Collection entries
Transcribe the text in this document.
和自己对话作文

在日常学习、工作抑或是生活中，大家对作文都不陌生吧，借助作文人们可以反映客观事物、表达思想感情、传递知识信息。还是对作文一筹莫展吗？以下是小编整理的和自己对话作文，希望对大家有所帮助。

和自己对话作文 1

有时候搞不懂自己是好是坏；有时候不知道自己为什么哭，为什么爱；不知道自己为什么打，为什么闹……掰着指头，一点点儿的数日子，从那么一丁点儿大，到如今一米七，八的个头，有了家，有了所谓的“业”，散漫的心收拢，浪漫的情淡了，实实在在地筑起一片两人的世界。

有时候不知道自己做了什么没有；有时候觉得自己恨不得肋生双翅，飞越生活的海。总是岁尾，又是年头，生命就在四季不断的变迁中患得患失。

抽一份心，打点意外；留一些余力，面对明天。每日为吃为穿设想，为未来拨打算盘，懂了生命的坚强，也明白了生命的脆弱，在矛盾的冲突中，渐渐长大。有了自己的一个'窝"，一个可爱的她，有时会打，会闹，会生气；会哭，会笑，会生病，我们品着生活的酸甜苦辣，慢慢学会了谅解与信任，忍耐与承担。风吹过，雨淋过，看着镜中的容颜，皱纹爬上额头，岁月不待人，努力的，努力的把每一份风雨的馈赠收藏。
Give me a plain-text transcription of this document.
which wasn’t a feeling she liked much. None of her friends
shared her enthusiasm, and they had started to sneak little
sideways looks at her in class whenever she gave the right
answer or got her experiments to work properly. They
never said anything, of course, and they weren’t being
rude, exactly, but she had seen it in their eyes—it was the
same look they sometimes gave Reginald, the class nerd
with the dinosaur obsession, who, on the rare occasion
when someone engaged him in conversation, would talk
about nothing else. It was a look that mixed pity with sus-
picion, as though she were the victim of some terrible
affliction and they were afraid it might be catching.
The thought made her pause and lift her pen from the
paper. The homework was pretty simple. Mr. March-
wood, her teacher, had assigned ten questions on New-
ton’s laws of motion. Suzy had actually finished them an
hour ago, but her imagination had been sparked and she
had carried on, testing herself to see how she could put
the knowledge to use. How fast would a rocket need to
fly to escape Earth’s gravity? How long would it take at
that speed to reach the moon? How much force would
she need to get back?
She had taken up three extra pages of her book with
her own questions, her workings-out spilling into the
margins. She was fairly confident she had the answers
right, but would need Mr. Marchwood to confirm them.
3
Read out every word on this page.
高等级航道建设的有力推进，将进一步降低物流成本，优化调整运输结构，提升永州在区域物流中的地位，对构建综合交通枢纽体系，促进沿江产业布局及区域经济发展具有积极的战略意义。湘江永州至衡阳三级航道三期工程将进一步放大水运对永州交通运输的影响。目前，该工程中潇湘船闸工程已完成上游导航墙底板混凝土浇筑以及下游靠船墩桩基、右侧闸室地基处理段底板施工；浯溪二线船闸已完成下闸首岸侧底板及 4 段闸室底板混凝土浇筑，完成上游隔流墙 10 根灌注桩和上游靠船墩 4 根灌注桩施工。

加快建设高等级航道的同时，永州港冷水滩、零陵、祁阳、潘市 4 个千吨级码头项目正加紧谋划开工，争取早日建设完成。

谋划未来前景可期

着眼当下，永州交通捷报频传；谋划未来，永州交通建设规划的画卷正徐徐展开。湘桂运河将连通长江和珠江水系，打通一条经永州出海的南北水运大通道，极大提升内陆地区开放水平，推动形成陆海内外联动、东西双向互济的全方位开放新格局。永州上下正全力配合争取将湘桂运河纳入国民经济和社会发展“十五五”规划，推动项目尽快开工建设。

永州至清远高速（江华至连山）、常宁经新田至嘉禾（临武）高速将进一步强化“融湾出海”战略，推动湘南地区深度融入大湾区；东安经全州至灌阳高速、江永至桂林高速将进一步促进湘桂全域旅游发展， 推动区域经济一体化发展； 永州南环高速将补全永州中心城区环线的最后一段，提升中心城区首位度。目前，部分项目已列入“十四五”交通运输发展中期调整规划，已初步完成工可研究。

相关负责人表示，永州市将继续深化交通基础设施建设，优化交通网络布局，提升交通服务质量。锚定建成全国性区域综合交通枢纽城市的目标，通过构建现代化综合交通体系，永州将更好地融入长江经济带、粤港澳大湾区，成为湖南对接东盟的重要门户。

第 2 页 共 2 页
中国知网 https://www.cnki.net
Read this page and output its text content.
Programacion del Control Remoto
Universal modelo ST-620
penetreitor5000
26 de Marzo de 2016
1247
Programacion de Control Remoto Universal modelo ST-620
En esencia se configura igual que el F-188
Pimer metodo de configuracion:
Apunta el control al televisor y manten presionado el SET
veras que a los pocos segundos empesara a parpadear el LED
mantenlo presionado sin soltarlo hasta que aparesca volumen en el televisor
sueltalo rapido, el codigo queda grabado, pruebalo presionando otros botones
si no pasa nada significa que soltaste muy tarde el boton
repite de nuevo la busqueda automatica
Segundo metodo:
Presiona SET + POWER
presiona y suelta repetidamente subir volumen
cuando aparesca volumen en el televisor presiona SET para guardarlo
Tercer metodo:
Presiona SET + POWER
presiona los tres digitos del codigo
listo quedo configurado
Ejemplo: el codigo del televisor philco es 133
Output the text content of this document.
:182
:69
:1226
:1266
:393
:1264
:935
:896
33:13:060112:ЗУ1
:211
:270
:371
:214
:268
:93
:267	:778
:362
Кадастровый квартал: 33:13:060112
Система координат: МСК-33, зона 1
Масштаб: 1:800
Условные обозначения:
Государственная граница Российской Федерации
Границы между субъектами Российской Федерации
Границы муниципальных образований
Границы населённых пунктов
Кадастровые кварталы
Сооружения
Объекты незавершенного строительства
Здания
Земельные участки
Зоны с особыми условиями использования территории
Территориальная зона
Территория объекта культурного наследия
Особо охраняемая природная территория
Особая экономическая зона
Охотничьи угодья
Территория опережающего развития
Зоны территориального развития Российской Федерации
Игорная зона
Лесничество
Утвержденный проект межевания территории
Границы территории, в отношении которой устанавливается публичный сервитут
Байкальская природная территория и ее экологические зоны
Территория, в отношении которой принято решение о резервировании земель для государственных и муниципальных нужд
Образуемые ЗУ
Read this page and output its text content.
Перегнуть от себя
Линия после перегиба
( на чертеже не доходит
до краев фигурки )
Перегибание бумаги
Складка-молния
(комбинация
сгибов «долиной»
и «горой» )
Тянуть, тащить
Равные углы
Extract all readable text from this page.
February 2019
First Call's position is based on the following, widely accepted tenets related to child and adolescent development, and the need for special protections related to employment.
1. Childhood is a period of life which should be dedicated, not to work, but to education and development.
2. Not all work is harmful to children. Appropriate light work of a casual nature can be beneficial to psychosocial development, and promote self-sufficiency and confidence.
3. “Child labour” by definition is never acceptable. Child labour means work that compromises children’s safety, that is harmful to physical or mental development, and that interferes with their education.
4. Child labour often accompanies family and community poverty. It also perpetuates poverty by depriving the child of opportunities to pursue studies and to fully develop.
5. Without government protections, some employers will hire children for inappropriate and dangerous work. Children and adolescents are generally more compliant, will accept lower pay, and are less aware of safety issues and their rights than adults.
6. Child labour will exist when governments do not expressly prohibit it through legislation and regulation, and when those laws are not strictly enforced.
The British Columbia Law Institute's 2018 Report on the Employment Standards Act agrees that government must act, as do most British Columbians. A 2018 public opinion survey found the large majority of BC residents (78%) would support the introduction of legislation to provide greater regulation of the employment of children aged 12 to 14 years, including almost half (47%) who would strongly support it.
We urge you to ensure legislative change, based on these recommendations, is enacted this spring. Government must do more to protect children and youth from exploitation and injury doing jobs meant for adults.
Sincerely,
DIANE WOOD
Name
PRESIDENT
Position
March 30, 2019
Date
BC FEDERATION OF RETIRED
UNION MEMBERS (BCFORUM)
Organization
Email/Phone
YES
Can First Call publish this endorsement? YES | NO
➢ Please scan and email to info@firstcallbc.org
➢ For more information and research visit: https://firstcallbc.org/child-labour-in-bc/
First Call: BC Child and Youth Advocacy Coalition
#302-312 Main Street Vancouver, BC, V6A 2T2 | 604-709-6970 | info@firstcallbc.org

● **Prompt**: Copy out the lines that hold "территории".

● **Solution to the exercise**:
Зоны с особыми условиями использования территории
Утвержденный проект межевания территории
Границы территории, в отношении которой устанавливается публичный сервитут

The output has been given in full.